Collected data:
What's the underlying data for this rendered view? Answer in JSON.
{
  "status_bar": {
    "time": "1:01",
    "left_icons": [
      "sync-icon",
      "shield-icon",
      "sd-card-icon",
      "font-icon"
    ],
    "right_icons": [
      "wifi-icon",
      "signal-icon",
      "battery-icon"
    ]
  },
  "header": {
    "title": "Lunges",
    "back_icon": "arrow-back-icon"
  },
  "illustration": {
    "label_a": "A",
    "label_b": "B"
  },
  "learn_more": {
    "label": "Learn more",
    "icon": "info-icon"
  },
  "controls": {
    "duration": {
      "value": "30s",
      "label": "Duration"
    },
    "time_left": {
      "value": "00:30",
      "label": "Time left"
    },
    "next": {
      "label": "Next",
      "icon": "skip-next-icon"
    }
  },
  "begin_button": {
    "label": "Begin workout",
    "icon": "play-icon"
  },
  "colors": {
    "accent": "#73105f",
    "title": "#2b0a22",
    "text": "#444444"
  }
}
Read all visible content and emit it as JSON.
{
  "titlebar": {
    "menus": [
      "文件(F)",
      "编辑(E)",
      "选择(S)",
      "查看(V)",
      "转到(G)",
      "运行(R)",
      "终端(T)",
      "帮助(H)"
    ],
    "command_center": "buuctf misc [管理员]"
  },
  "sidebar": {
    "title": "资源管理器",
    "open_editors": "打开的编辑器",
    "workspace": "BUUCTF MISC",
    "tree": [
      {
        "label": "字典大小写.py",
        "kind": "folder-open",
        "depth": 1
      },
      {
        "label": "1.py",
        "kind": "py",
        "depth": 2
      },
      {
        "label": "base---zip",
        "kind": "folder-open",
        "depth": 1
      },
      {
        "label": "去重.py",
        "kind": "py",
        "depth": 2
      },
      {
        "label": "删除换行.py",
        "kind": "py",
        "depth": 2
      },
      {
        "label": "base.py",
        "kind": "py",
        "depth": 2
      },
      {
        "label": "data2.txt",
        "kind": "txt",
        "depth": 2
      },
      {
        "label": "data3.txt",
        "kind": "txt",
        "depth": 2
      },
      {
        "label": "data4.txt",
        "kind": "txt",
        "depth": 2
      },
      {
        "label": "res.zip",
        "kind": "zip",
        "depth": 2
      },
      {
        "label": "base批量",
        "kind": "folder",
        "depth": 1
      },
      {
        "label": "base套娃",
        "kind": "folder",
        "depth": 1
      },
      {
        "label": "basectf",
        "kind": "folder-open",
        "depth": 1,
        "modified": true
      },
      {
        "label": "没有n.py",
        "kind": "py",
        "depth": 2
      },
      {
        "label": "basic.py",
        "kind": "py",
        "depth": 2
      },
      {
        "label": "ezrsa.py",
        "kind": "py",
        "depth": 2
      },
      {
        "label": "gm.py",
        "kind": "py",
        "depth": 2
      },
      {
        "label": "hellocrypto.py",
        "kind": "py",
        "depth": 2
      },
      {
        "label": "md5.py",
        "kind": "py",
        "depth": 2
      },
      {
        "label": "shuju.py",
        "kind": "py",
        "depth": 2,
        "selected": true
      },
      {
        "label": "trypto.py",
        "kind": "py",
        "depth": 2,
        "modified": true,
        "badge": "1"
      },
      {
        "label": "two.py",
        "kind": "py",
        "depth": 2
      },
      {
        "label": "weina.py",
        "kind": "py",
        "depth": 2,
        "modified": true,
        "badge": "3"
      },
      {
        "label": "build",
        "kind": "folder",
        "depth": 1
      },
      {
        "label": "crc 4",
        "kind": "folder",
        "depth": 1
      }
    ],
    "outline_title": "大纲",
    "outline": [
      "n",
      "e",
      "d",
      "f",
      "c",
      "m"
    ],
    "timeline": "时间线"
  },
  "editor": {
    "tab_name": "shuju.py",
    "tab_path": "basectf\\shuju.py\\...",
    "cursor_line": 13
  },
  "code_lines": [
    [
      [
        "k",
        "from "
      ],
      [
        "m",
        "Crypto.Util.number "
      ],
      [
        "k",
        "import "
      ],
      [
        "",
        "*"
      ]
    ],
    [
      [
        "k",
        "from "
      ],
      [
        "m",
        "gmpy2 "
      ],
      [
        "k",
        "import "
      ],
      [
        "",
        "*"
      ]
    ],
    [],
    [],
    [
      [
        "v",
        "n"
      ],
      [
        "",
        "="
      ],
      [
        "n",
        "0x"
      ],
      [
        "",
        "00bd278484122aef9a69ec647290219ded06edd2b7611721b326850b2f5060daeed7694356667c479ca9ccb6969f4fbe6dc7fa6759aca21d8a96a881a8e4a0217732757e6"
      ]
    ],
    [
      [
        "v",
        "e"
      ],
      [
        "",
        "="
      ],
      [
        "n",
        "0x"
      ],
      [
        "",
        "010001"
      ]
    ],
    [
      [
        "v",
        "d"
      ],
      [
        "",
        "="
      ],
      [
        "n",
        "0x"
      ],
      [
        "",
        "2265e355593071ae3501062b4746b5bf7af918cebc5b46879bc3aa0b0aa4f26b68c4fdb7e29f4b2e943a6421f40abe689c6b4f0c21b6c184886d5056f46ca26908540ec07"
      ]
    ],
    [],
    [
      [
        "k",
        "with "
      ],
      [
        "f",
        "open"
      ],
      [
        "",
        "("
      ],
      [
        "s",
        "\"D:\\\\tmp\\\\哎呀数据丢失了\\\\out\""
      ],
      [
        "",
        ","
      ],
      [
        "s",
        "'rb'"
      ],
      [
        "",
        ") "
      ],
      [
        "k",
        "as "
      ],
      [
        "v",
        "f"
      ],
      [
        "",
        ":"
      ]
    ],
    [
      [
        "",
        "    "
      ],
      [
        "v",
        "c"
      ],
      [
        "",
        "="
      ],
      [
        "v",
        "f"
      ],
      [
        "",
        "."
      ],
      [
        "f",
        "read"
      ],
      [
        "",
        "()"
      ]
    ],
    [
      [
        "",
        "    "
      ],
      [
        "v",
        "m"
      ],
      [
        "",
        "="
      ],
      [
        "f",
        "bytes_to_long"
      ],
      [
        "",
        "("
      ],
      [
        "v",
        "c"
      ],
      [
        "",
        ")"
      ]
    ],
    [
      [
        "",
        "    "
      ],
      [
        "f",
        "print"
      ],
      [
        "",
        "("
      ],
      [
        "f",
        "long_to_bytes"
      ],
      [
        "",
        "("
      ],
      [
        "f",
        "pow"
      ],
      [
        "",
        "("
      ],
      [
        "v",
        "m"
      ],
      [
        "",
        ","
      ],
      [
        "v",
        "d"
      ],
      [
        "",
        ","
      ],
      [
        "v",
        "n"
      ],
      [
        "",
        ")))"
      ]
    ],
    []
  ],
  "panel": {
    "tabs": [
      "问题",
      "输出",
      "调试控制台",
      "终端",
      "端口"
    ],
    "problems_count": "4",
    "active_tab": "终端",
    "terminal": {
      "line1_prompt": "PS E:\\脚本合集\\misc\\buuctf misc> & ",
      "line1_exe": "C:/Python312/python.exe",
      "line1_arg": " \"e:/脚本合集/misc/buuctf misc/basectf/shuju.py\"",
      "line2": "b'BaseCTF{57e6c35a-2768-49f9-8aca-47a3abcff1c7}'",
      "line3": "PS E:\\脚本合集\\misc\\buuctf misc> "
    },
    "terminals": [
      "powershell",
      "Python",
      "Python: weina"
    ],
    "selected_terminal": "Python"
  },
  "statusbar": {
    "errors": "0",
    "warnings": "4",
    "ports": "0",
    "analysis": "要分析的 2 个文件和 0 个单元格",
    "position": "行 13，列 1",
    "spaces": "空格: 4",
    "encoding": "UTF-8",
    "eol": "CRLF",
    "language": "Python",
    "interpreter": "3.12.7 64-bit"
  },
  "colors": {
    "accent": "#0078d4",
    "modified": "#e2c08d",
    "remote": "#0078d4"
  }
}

▸ Aim of the task:
Transcribe all of the lines in the records precisely.

▸ Reply to the exercise:
What's the underlying data for this rendered view? Answer in JSON.
{
  "status_bar": {
    "time": "1:01",
    "left_icons": [
      "sync-icon",
      "shield-icon",
      "sd-card-icon",
      "font-icon"
    ],
    "right_icons": [
      "wifi-icon",
      "signal-icon",
      "battery-icon"
    ]
  },
  "header": {
    "title": "Lunges",
    "back_icon": "arrow-back-icon"
  },
  "illustration": {
    "label_a": "A",
    "label_b": "B"
  },
  "learn_more": {
    "label": "Learn more",
    "icon": "info-icon"
  },
  "controls": {
    "duration": {
      "value": "30s",
      "label": "Duration"
    },
    "time_left": {
      "value": "00:30",
      "label": "Time left"
    },
    "next": {
      "label": "Next",
      "icon": "skip-next-icon"
    }
  },
  "begin_button": {
    "label": "Begin workout",
    "icon": "play-icon"
  },
  "colors": {
    "accent": "#73105f",
    "title": "#2b0a22",
    "text": "#444444"
  }
}
Read all visible content and emit it as JSON.
{
  "titlebar": {
    "menus": [
      "文件(F)",
      "编辑(E)",
      "选择(S)",
      "查看(V)",
      "转到(G)",
      "运行(R)",
      "终端(T)",
      "帮助(H)"
    ],
    "command_center": "buuctf misc [管理员]"
  },
  "sidebar": {
    "title": "资源管理器",
    "open_editors": "打开的编辑器",
    "workspace": "BUUCTF MISC",
    "tree": [
      {
        "label": "字典大小写.py",
        "kind": "folder-open",
        "depth": 1
      },
      {
        "label": "1.py",
        "kind": "py",
        "depth": 2
      },
      {
        "label": "base---zip",
        "kind": "folder-open",
        "depth": 1
      },
      {
        "label": "去重.py",
        "kind": "py",
        "depth": 2
      },
      {
        "label": "删除换行.py",
        "kind": "py",
        "depth": 2
      },
      {
        "label": "base.py",
        "kind": "py",
        "depth": 2
      },
      {
        "label": "data2.txt",
        "kind": "txt",
        "depth": 2
      },
      {
        "label": "data3.txt",
        "kind": "txt",
        "depth": 2
      },
      {
        "label": "data4.txt",
        "kind": "txt",
        "depth": 2
      },
      {
        "label": "res.zip",
        "kind": "zip",
        "depth": 2
      },
      {
        "label": "base批量",
        "kind": "folder",
        "depth": 1
      },
      {
        "label": "base套娃",
        "kind": "folder",
        "depth": 1
      },
      {
        "label": "basectf",
        "kind": "folder-open",
        "depth": 1,
        "modified": true
      },
      {
        "label": "没有n.py",
        "kind": "py",
        "depth": 2
      },
      {
        "label": "basic.py",
        "kind": "py",
        "depth": 2
      },
      {
        "label": "ezrsa.py",
        "kind": "py",
        "depth": 2
      },
      {
        "label": "gm.py",
        "kind": "py",
        "depth": 2
      },
      {
        "label": "hellocrypto.py",
        "kind": "py",
        "depth": 2
      },
      {
        "label": "md5.py",
        "kind": "py",
        "depth": 2
      },
      {
        "label": "shuju.py",
        "kind": "py",
        "depth": 2,
        "selected": true
      },
      {
        "label": "trypto.py",
        "kind": "py",
        "depth": 2,
        "modified": true,
        "badge": "1"
      },
      {
        "label": "two.py",
        "kind": "py",
        "depth": 2
      },
      {
        "label": "weina.py",
        "kind": "py",
        "depth": 2,
        "modified": true,
        "badge": "3"
      },
      {
        "label": "build",
        "kind": "folder",
        "depth": 1
      },
      {
        "label": "crc 4",
        "kind": "folder",
        "depth": 1
      }
    ],
    "outline_title": "大纲",
    "outline": [
      "n",
      "e",
      "d",
      "f",
      "c",
      "m"
    ],
    "timeline": "时间线"
  },
  "editor": {
    "tab_name": "shuju.py",
    "tab_path": "basectf\\shuju.py\\...",
    "cursor_line": 13
  },
  "code_lines": [
    [
      [
        "k",
        "from "
      ],
      [
        "m",
        "Crypto.Util.number "
      ],
      [
        "k",
        "import "
      ],
      [
        "",
        "*"
      ]
    ],
    [
      [
        "k",
        "from "
      ],
      [
        "m",
        "gmpy2 "
      ],
      [
        "k",
        "import "
      ],
      [
        "",
        "*"
      ]
    ],
    [],
    [],
    [
      [
        "v",
        "n"
      ],
      [
        "",
        "="
      ],
      [
        "n",
        "0x"
      ],
      [
        "",
        "00bd278484122aef9a69ec647290219ded06edd2b7611721b326850b2f5060daeed7694356667c479ca9ccb6969f4fbe6dc7fa6759aca21d8a96a881a8e4a0217732757e6"
      ]
    ],
    [
      [
        "v",
        "e"
      ],
      [
        "",
        "="
      ],
      [
        "n",
        "0x"
      ],
      [
        "",
        "010001"
      ]
    ],
    [
      [
        "v",
        "d"
      ],
      [
        "",
        "="
      ],
      [
        "n",
        "0x"
      ],
      [
        "",
        "2265e355593071ae3501062b4746b5bf7af918cebc5b46879bc3aa0b0aa4f26b68c4fdb7e29f4b2e943a6421f40abe689c6b4f0c21b6c184886d5056f46ca26908540ec07"
      ]
    ],
    [],
    [
      [
        "k",
        "with "
      ],
      [
        "f",
        "open"
      ],
      [
        "",
        "("
      ],
      [
        "s",
        "\"D:\\\\tmp\\\\哎呀数据丢失了\\\\out\""
      ],
      [
        "",
        ","
      ],
      [
        "s",
        "'rb'"
      ],
      [
        "",
        ") "
      ],
      [
        "k",
        "as "
      ],
      [
        "v",
        "f"
      ],
      [
        "",
        ":"
      ]
    ],
    [
      [
        "",
        "    "
      ],
      [
        "v",
        "c"
      ],
      [
        "",
        "="
      ],
      [
        "v",
        "f"
      ],
      [
        "",
        "."
      ],
      [
        "f",
        "read"
      ],
      [
        "",
        "()"
      ]
    ],
    [
      [
        "",
        "    "
      ],
      [
        "v",
        "m"
      ],
      [
        "",
        "="
      ],
      [
        "f",
        "bytes_to_long"
      ],
      [
        "",
        "("
      ],
      [
        "v",
        "c"
      ],
      [
        "",
        ")"
      ]
    ],
    [
      [
        "",
        "    "
      ],
      [
        "f",
        "print"
      ],
      [
        "",
        "("
      ],
      [
        "f",
        "long_to_bytes"
      ],
      [
        "",
        "("
      ],
      [
        "f",
        "pow"
      ],
      [
        "",
        "("
      ],
      [
        "v",
        "m"
      ],
      [
        "",
        ","
      ],
      [
        "v",
        "d"
      ],
      [
        "",
        ","
      ],
      [
        "v",
        "n"
      ],
      [
        "",
        ")))"
      ]
    ],
    []
  ],
  "panel": {
    "tabs": [
      "问题",
      "输出",
      "调试控制台",
      "终端",
      "端口"
    ],
    "problems_count": "4",
    "active_tab": "终端",
    "terminal": {
      "line1_prompt": "PS E:\\脚本合集\\misc\\buuctf misc> & ",
      "line1_exe": "C:/Python312/python.exe",
      "line1_arg": " \"e:/脚本合集/misc/buuctf misc/basectf/shuju.py\"",
      "line2": "b'BaseCTF{57e6c35a-2768-49f9-8aca-47a3abcff1c7}'",
      "line3": "PS E:\\脚本合集\\misc\\buuctf misc> "
    },
    "terminals": [
      "powershell",
      "Python",
      "Python: weina"
    ],
    "selected_terminal": "Python"
  },
  "statusbar": {
    "errors": "0",
    "warnings": "4",
    "ports": "0",
    "analysis": "要分析的 2 个文件和 0 个单元格",
    "position": "行 13，列 1",
    "spaces": "空格: 4",
    "encoding": "UTF-8",
    "eol": "CRLF",
    "language": "Python",
    "interpreter": "3.12.7 64-bit"
  },
  "colors": {
    "accent": "#0078d4",
    "modified": "#e2c08d",
    "remote": "#0078d4"
  }
}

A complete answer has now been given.